WRITTEN PROBLEM> Every line from the one containing "Convert this document image to plain text." to the final line of the material below must be reproduced exactly; leave out all other lines.

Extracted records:
━━━━━━━━━━━━━━━━━━━━

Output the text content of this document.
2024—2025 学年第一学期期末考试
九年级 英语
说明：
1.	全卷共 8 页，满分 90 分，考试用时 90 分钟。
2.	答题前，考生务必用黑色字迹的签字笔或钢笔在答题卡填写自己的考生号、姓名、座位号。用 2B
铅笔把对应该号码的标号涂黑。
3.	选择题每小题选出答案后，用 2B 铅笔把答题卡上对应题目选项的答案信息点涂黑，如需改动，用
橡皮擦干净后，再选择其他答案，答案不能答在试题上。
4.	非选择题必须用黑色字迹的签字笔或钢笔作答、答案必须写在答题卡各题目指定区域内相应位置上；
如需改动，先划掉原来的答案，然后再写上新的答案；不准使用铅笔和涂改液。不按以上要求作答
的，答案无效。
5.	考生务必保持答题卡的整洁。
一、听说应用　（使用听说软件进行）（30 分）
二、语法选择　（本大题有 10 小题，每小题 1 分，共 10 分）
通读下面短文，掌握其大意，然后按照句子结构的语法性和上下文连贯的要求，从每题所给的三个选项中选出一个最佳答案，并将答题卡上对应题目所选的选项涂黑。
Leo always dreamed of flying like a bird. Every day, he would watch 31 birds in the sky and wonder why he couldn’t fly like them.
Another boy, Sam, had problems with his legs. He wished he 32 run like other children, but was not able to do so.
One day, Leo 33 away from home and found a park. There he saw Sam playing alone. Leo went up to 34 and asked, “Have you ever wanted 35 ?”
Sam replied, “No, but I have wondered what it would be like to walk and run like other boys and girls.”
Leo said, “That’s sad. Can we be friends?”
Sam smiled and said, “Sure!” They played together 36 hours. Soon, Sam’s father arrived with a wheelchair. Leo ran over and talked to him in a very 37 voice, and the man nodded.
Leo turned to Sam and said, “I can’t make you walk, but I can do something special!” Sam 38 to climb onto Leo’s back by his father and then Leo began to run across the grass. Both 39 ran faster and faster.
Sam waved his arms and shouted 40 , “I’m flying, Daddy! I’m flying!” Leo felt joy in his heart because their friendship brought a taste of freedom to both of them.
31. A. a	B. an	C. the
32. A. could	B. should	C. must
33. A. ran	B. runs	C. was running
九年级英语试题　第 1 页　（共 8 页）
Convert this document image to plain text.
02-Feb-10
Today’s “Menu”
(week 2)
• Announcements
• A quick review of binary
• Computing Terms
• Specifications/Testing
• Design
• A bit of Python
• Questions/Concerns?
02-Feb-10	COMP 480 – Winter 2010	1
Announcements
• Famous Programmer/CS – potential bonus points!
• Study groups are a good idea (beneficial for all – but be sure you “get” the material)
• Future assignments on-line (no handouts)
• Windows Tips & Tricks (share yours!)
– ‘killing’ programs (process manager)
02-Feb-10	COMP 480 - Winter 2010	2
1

━━━━━━━━━━━━━━━━━━━━

WORKED SOLUTION>
Convert this document image to plain text.
02-Feb-10
Today’s “Menu”
(week 2)
• Announcements
• A quick review of binary
• Computing Terms
• Specifications/Testing
• Design
• A bit of Python
• Questions/Concerns?
02-Feb-10	COMP 480 – Winter 2010	1
Announcements
• Famous Programmer/CS – potential bonus points!
• Study groups are a good idea (beneficial for all – but be sure you “get” the material)
• Future assignments on-line (no handouts)
• Windows Tips & Tricks (share yours!)
– ‘killing’ programs (process manager)
02-Feb-10	COMP 480 - Winter 2010	2
1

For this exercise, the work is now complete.